Stored items
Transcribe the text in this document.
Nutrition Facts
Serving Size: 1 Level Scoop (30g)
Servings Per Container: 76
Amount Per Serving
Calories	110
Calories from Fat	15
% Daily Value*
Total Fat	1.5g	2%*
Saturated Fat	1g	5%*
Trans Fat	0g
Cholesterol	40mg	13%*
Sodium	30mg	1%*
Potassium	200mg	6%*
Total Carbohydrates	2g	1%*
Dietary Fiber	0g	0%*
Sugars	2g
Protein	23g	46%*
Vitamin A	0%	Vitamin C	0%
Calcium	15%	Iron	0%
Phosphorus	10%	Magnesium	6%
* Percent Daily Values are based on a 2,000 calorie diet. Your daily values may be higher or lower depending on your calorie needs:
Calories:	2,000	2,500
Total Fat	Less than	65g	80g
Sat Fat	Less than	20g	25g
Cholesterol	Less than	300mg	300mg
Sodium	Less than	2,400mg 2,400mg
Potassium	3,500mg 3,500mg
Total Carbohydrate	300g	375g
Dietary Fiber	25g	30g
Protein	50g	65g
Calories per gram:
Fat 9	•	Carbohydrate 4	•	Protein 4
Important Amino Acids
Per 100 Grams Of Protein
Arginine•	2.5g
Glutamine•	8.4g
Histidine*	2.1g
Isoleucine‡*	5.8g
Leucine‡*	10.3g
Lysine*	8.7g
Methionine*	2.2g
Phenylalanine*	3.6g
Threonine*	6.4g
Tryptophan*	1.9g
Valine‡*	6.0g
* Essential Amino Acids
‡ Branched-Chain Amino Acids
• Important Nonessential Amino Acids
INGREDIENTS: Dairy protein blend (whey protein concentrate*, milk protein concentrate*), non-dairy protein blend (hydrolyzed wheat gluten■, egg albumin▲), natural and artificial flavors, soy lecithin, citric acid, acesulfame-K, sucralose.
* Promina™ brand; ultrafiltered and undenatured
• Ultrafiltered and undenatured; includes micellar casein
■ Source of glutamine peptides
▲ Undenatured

- PROBLEM REQUIREMENTS -
Please count the lines in the data that include the word "Important" and report the number by itself.

- WRITTEN REPLY -
2